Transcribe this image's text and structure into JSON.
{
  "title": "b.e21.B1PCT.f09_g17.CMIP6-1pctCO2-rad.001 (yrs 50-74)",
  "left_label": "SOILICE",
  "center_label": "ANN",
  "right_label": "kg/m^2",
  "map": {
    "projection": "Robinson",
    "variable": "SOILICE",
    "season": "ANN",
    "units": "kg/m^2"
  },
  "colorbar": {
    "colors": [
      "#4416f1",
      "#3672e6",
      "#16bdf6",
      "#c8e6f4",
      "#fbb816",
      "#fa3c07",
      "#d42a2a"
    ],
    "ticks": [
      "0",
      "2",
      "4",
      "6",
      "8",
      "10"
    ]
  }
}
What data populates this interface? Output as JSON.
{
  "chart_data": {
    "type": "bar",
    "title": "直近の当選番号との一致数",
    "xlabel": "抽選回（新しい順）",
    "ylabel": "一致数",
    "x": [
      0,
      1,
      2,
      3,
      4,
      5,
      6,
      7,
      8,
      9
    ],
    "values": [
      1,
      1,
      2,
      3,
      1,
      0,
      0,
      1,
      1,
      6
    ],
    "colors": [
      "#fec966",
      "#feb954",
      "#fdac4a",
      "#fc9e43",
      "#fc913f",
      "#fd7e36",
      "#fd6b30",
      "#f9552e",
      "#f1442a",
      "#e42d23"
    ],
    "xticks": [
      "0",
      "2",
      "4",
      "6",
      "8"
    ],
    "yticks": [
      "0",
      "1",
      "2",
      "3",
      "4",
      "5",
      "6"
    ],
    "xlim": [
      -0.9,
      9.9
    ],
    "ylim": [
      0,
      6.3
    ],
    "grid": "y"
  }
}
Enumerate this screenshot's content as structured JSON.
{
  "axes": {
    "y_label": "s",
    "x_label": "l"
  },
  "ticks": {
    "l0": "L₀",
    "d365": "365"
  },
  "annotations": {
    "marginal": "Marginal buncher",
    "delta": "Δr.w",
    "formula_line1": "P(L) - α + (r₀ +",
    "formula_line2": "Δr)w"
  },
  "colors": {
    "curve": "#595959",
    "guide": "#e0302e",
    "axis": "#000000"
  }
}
------------------------
- [Task to complete] Starting from the line containing "What data populates" and ending with the final line of the data, reproduce each line exactly as it appears, including no other lines.

- [Task output]
What data populates this interface? Output as JSON.
{
  "chart_data": {
    "type": "bar",
    "title": "直近の当選番号との一致数",
    "xlabel": "抽選回（新しい順）",
    "ylabel": "一致数",
    "x": [
      0,
      1,
      2,
      3,
      4,
      5,
      6,
      7,
      8,
      9
    ],
    "values": [
      1,
      1,
      2,
      3,
      1,
      0,
      0,
      1,
      1,
      6
    ],
    "colors": [
      "#fec966",
      "#feb954",
      "#fdac4a",
      "#fc9e43",
      "#fc913f",
      "#fd7e36",
      "#fd6b30",
      "#f9552e",
      "#f1442a",
      "#e42d23"
    ],
    "xticks": [
      "0",
      "2",
      "4",
      "6",
      "8"
    ],
    "yticks": [
      "0",
      "1",
      "2",
      "3",
      "4",
      "5",
      "6"
    ],
    "xlim": [
      -0.9,
      9.9
    ],
    "ylim": [
      0,
      6.3
    ],
    "grid": "y"
  }
}
Enumerate this screenshot's content as structured JSON.
{
  "axes": {
    "y_label": "s",
    "x_label": "l"
  },
  "ticks": {
    "l0": "L₀",
    "d365": "365"
  },
  "annotations": {
    "marginal": "Marginal buncher",
    "delta": "Δr.w",
    "formula_line1": "P(L) - α + (r₀ +",
    "formula_line2": "Δr)w"
  },
  "colors": {
    "curve": "#595959",
    "guide": "#e0302e",
    "axis": "#000000"
  }
}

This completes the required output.